==== Records shown ====
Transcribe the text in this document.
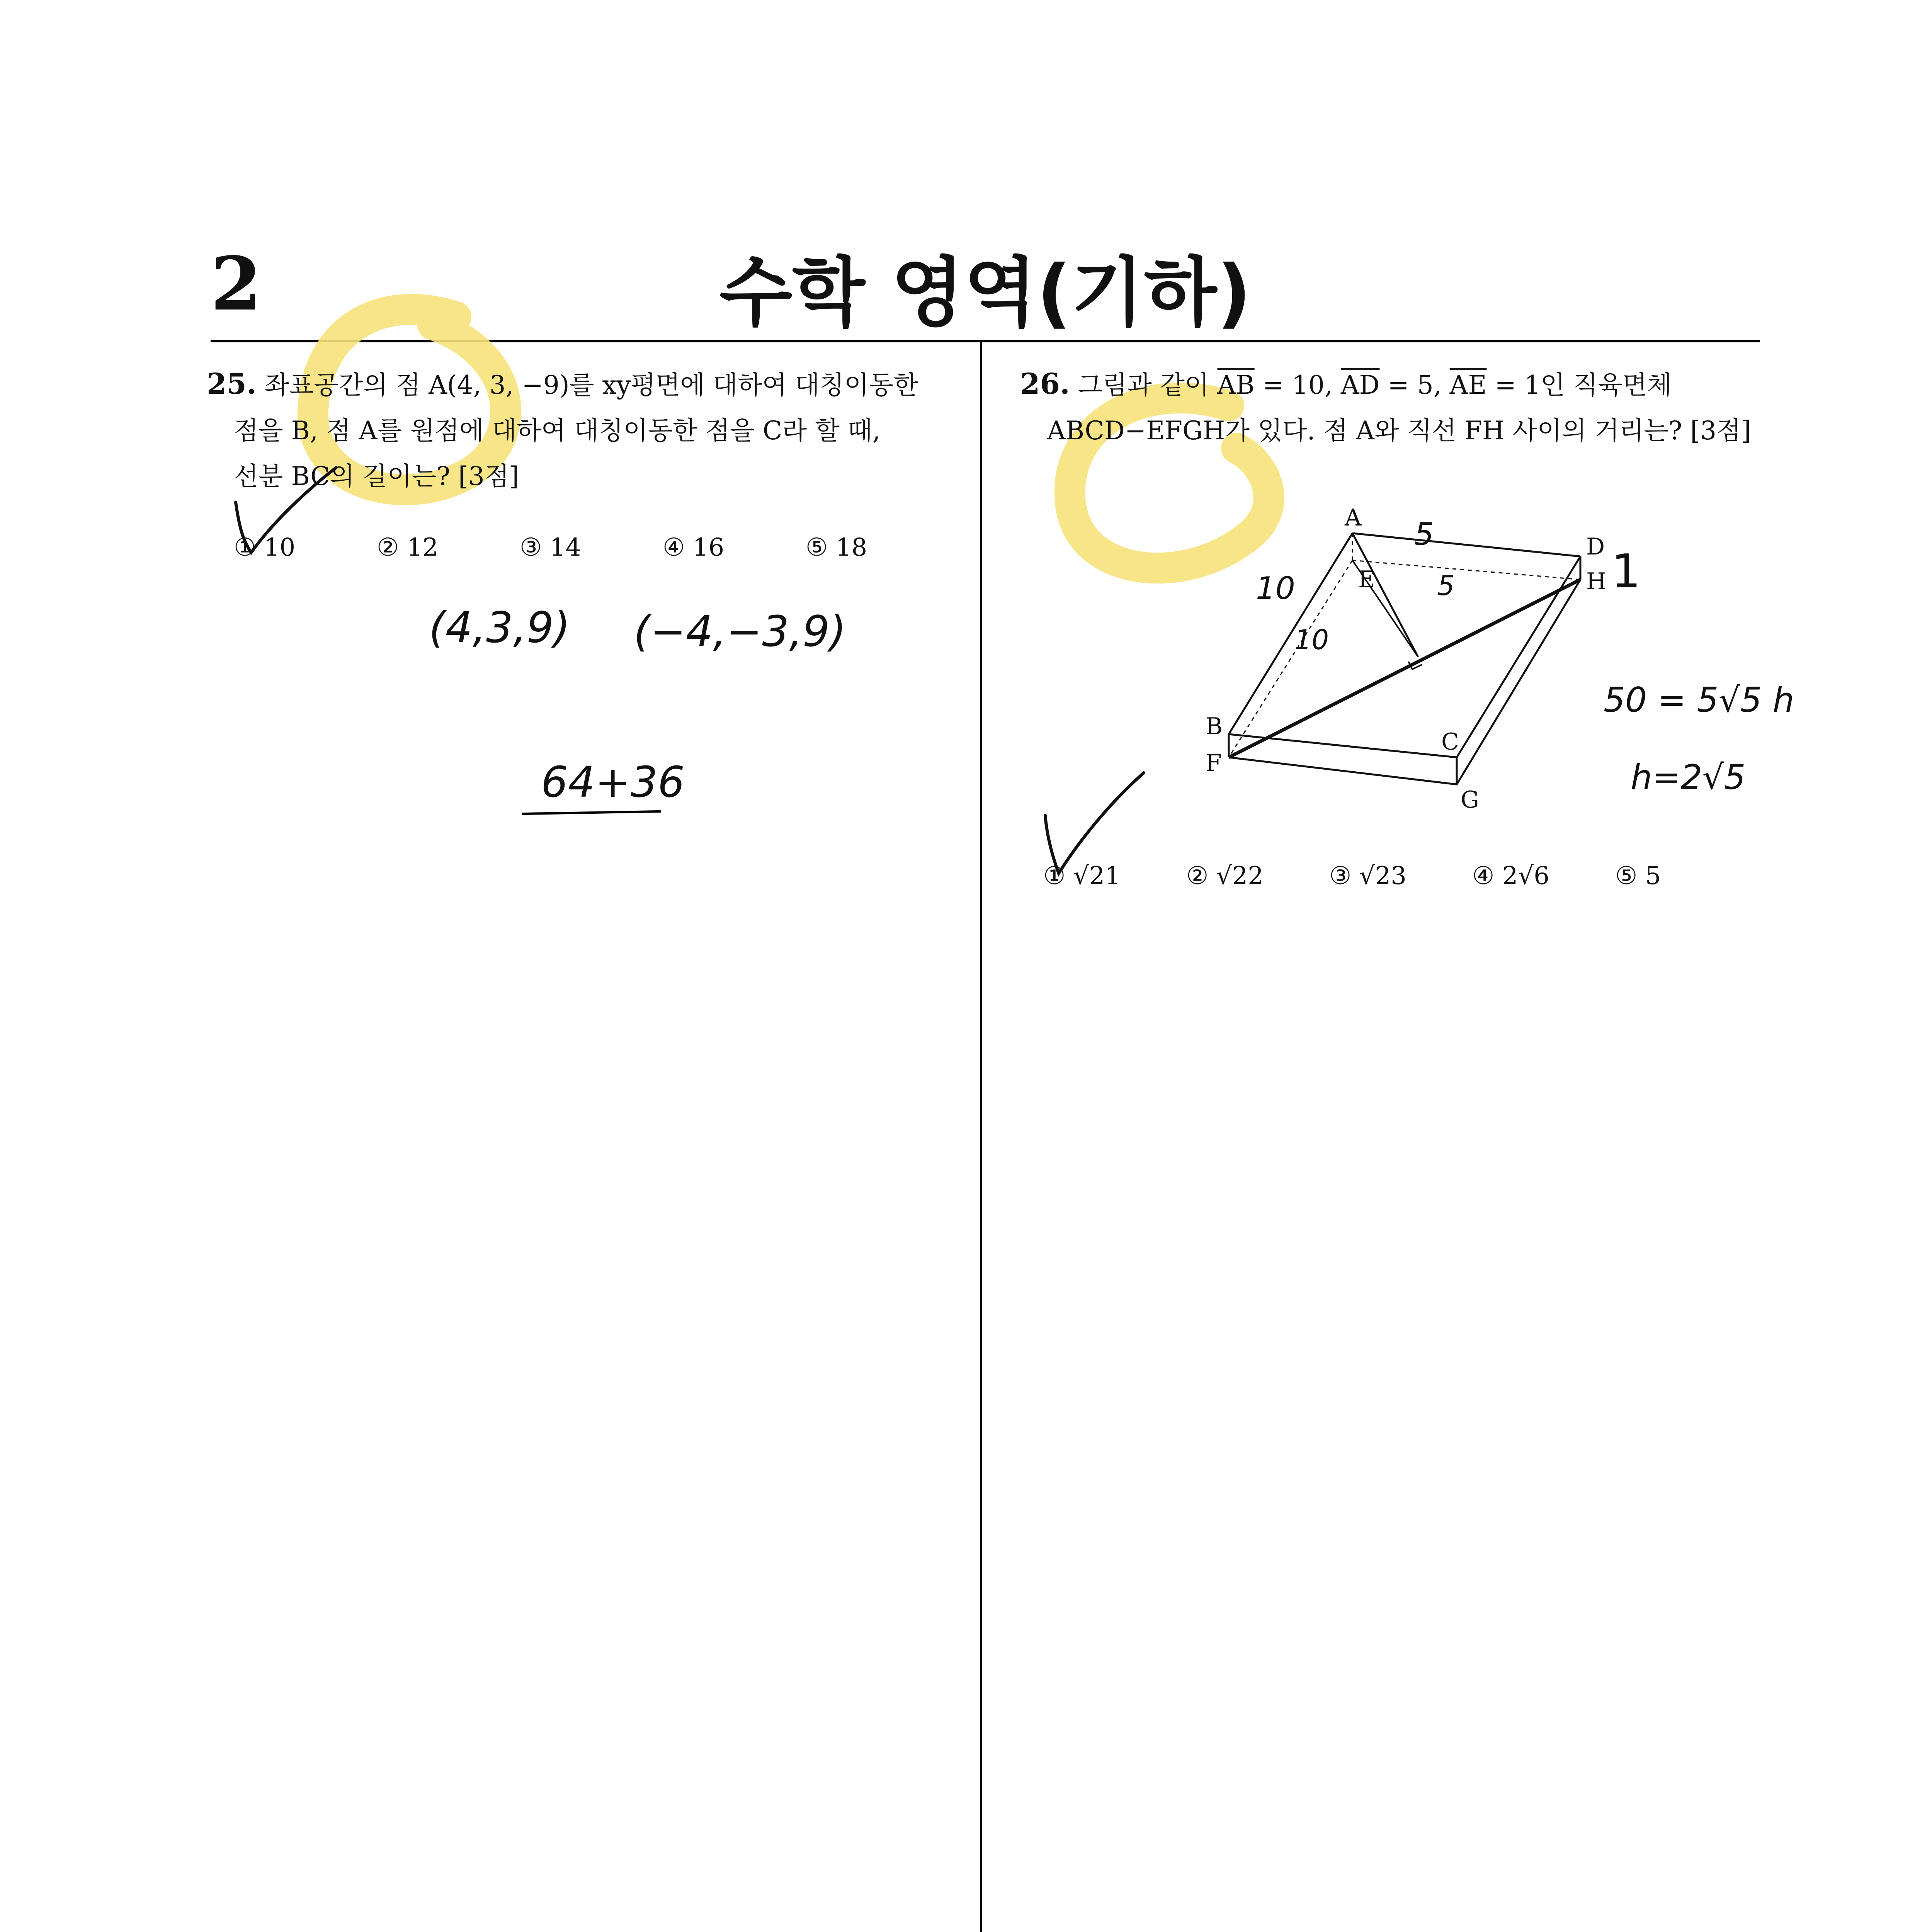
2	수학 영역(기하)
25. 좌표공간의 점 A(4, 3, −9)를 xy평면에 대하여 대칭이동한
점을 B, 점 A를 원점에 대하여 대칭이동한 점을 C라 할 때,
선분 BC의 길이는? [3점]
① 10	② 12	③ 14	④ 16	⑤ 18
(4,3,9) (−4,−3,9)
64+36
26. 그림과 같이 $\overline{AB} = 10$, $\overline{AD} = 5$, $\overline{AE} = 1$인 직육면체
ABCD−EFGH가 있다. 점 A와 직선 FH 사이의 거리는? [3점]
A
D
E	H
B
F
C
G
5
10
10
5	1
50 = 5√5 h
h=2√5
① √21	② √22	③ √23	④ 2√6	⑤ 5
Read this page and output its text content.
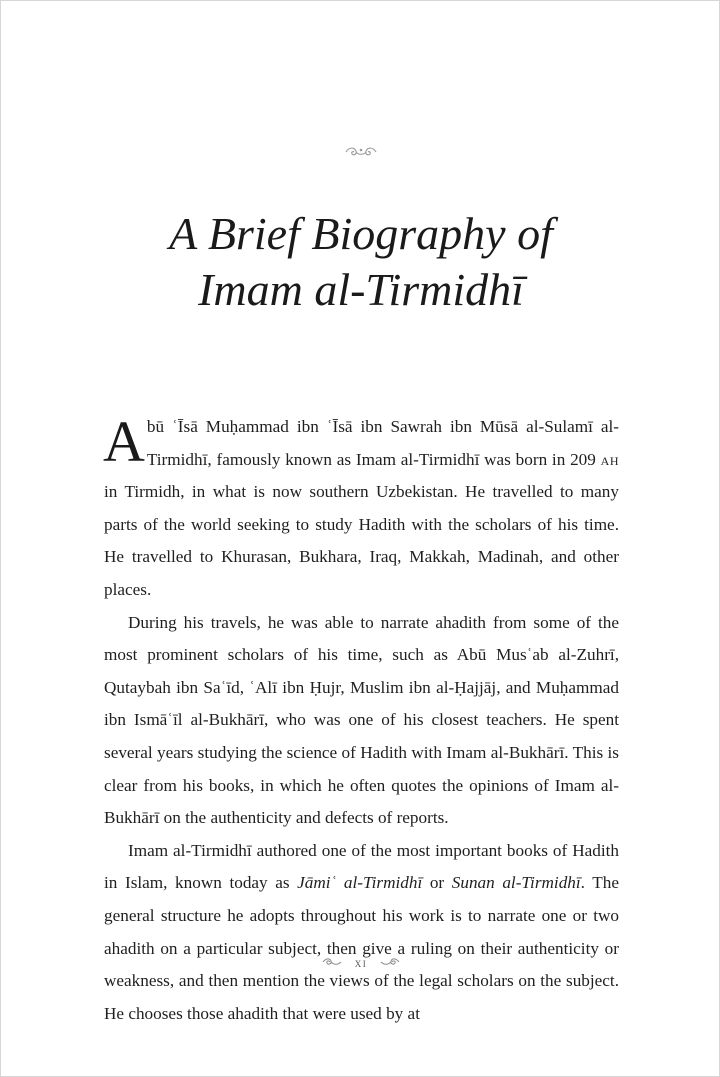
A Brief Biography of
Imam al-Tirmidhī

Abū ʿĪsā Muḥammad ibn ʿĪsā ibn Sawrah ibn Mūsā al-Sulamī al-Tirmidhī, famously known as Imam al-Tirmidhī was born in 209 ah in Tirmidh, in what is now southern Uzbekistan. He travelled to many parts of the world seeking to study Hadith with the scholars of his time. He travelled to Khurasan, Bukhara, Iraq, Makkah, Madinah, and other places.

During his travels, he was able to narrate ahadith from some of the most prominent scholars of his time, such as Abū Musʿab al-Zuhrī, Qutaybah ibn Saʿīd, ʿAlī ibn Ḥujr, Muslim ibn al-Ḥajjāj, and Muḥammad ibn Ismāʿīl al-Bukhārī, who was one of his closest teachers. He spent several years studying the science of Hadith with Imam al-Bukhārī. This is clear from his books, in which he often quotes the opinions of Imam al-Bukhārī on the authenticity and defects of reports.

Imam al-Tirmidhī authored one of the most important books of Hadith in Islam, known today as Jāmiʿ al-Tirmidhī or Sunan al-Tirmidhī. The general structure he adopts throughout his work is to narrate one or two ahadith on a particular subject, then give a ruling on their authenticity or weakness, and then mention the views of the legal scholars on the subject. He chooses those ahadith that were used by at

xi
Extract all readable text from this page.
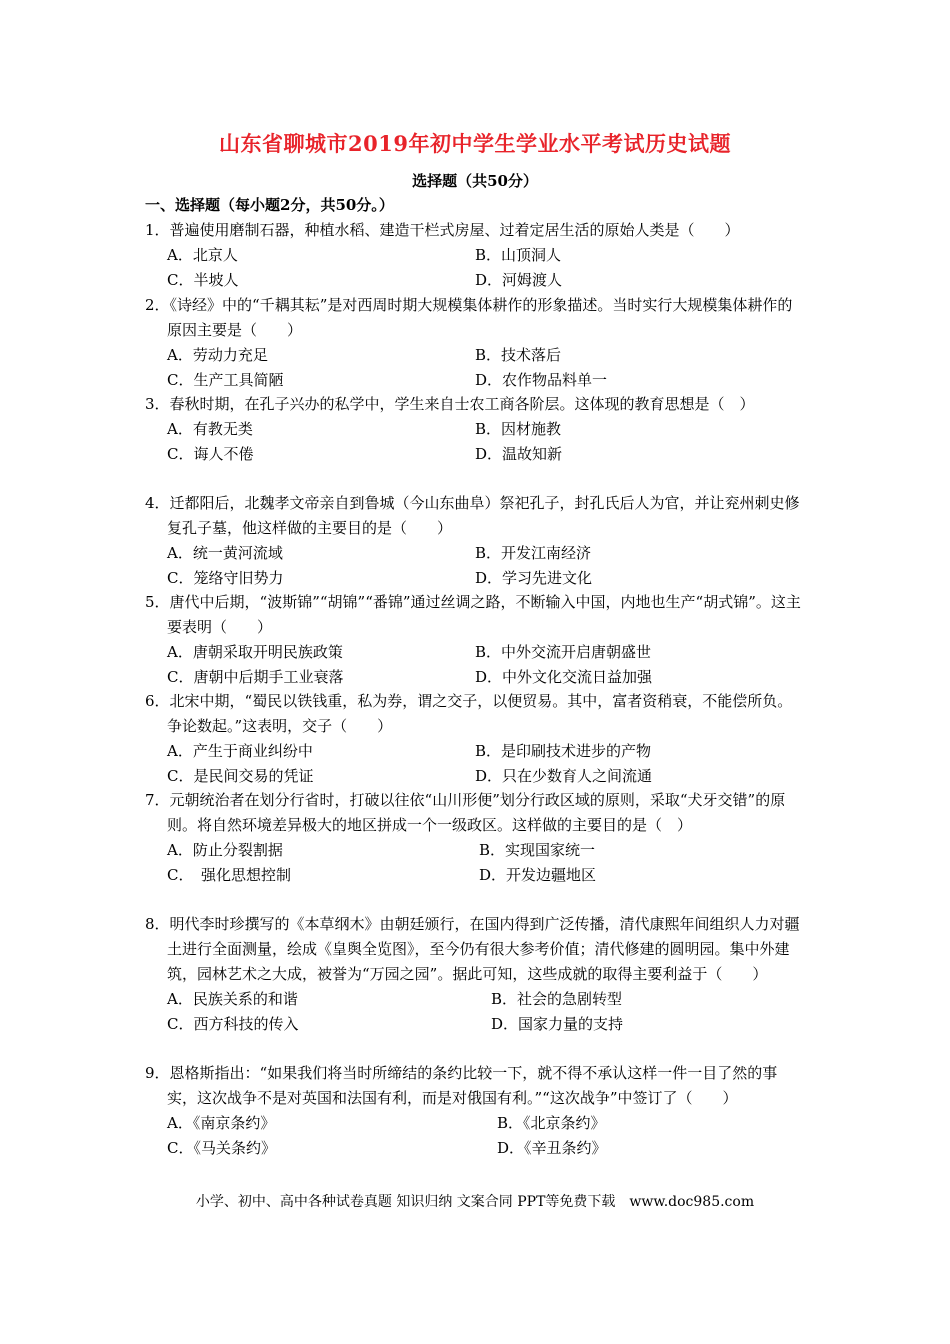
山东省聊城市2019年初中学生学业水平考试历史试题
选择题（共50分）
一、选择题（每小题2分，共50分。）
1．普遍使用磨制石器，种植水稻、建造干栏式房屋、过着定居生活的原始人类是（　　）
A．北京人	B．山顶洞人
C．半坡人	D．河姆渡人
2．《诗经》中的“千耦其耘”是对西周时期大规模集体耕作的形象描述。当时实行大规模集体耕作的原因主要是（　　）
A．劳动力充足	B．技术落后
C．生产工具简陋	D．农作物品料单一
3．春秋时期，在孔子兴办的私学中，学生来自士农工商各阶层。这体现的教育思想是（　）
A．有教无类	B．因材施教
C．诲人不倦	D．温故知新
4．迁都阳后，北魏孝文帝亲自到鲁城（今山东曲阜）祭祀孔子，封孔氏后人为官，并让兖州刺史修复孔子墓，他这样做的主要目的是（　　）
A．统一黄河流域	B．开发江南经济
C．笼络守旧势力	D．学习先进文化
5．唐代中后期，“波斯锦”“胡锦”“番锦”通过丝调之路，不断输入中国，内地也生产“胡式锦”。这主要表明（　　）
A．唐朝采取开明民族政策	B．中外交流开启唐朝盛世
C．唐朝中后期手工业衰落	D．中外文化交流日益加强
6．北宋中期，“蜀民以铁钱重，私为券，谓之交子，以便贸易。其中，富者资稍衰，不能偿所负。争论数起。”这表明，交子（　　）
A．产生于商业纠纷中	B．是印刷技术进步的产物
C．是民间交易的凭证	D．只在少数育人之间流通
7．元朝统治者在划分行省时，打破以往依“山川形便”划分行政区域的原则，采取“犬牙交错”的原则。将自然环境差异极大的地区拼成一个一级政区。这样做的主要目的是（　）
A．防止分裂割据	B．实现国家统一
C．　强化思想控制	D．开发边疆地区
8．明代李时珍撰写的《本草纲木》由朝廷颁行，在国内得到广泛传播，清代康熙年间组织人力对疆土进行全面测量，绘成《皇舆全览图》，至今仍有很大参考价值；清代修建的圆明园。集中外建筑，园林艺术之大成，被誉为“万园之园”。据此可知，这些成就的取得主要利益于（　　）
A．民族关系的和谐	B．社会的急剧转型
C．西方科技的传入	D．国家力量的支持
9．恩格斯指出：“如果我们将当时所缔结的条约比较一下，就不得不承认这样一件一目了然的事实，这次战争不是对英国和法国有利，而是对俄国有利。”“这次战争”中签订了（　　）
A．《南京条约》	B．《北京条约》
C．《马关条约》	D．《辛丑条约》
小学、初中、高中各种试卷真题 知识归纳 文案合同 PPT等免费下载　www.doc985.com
====
* _Requirement_:
Report all lines of the data above that include the string "text".

* _Full response_:
Transcribe the text in this document.
Read this page and output its text content.
Extract all readable text from this page.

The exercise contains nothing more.